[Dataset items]
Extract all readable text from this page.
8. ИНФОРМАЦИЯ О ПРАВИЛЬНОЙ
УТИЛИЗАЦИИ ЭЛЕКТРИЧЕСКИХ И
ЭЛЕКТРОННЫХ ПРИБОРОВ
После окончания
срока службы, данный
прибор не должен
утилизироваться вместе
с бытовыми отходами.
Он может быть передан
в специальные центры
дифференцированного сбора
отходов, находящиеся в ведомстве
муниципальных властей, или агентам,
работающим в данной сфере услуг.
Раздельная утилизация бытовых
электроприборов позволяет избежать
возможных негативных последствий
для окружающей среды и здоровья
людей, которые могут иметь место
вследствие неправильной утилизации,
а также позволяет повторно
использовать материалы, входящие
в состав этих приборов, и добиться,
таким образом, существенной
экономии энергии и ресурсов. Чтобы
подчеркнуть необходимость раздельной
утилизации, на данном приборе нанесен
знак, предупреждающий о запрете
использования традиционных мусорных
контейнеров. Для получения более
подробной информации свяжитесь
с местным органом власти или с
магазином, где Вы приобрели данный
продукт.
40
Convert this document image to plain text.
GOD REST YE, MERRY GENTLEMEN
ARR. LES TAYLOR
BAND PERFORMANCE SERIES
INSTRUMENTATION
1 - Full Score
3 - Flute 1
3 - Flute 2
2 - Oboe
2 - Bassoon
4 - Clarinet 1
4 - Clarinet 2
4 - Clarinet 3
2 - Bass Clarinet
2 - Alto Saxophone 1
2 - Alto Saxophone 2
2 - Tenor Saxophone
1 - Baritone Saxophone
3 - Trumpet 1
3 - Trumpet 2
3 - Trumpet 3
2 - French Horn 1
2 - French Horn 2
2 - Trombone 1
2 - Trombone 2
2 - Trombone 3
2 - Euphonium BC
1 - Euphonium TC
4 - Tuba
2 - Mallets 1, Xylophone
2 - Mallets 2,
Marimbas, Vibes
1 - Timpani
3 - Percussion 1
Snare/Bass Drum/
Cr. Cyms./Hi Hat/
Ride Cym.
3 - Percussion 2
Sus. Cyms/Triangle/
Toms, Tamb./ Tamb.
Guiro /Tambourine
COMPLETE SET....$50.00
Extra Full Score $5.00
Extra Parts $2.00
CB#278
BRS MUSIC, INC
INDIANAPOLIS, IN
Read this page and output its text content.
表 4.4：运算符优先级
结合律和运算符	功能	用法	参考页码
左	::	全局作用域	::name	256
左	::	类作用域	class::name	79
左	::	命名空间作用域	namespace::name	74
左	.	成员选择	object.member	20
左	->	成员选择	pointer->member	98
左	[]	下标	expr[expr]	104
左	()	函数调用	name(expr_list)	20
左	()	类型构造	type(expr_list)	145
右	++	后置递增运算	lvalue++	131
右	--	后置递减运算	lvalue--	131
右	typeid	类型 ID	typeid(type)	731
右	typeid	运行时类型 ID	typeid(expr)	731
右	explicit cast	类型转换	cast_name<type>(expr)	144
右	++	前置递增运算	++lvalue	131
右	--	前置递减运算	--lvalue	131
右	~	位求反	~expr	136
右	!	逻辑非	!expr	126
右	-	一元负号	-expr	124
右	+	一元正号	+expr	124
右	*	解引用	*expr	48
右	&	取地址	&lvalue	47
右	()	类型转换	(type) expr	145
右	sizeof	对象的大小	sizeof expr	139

## What is required
Extract every line from the one with "Read this page and output its text content." down to the final line above, both included, exactly as written.

## Reply to the task
Read this page and output its text content.
表 4.4：运算符优先级
结合律和运算符	功能	用法	参考页码
左	::	全局作用域	::name	256
左	::	类作用域	class::name	79
左	::	命名空间作用域	namespace::name	74
左	.	成员选择	object.member	20
左	->	成员选择	pointer->member	98
左	[]	下标	expr[expr]	104
左	()	函数调用	name(expr_list)	20
左	()	类型构造	type(expr_list)	145
右	++	后置递增运算	lvalue++	131
右	--	后置递减运算	lvalue--	131
右	typeid	类型 ID	typeid(type)	731
右	typeid	运行时类型 ID	typeid(expr)	731
右	explicit cast	类型转换	cast_name<type>(expr)	144
右	++	前置递增运算	++lvalue	131
右	--	前置递减运算	--lvalue	131
右	~	位求反	~expr	136
右	!	逻辑非	!expr	126
右	-	一元负号	-expr	124
右	+	一元正号	+expr	124
右	*	解引用	*expr	48
右	&	取地址	&lvalue	47
右	()	类型转换	(type) expr	145
右	sizeof	对象的大小	sizeof expr	139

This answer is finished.